#### Record list
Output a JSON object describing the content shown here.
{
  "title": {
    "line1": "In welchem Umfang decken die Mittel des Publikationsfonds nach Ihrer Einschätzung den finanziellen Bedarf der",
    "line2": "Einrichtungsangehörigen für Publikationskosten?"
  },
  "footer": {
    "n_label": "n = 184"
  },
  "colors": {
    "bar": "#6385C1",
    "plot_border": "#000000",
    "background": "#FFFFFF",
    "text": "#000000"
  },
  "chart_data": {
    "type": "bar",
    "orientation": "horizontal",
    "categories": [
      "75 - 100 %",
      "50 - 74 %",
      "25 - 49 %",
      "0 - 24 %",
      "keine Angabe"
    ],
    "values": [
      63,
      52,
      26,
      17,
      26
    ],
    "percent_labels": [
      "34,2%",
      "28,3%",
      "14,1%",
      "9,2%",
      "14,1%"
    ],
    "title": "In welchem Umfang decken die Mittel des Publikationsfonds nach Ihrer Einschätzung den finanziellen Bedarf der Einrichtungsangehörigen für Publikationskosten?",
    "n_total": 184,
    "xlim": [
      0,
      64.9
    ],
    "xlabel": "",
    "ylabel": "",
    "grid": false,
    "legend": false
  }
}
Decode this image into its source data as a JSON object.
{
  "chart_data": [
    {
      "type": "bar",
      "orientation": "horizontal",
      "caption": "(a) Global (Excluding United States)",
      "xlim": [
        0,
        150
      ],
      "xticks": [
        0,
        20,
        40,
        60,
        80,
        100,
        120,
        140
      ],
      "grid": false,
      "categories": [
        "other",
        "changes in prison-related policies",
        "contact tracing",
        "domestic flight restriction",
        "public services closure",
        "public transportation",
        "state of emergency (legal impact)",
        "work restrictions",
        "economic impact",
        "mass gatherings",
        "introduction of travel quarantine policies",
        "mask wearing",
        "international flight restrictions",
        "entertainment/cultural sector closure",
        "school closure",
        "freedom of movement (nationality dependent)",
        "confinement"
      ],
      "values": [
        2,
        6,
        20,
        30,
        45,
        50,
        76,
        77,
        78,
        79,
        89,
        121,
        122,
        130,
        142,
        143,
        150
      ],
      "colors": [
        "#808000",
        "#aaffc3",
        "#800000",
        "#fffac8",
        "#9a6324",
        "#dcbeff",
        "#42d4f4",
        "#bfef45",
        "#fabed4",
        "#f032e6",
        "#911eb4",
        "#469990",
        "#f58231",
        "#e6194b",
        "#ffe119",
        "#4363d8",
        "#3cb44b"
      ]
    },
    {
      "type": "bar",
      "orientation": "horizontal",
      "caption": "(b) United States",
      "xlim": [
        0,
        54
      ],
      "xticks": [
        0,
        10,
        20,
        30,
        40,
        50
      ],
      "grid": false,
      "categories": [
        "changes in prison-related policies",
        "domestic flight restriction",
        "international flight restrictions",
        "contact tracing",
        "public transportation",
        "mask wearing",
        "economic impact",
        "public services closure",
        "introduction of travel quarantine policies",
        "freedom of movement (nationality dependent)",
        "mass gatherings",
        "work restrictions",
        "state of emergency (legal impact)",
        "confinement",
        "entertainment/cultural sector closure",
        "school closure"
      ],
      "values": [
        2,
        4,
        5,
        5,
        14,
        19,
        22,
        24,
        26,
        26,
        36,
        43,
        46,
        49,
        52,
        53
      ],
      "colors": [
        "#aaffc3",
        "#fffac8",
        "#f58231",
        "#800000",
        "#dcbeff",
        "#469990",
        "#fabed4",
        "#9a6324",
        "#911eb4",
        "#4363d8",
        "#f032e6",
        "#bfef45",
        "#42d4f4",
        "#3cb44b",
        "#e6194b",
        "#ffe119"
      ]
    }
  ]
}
########
--- Task description ---
Above are the records. Copy every line in them holding "false".

--- Response ---
    "grid": false,
    "legend": false
      "grid": false,
      "grid": false,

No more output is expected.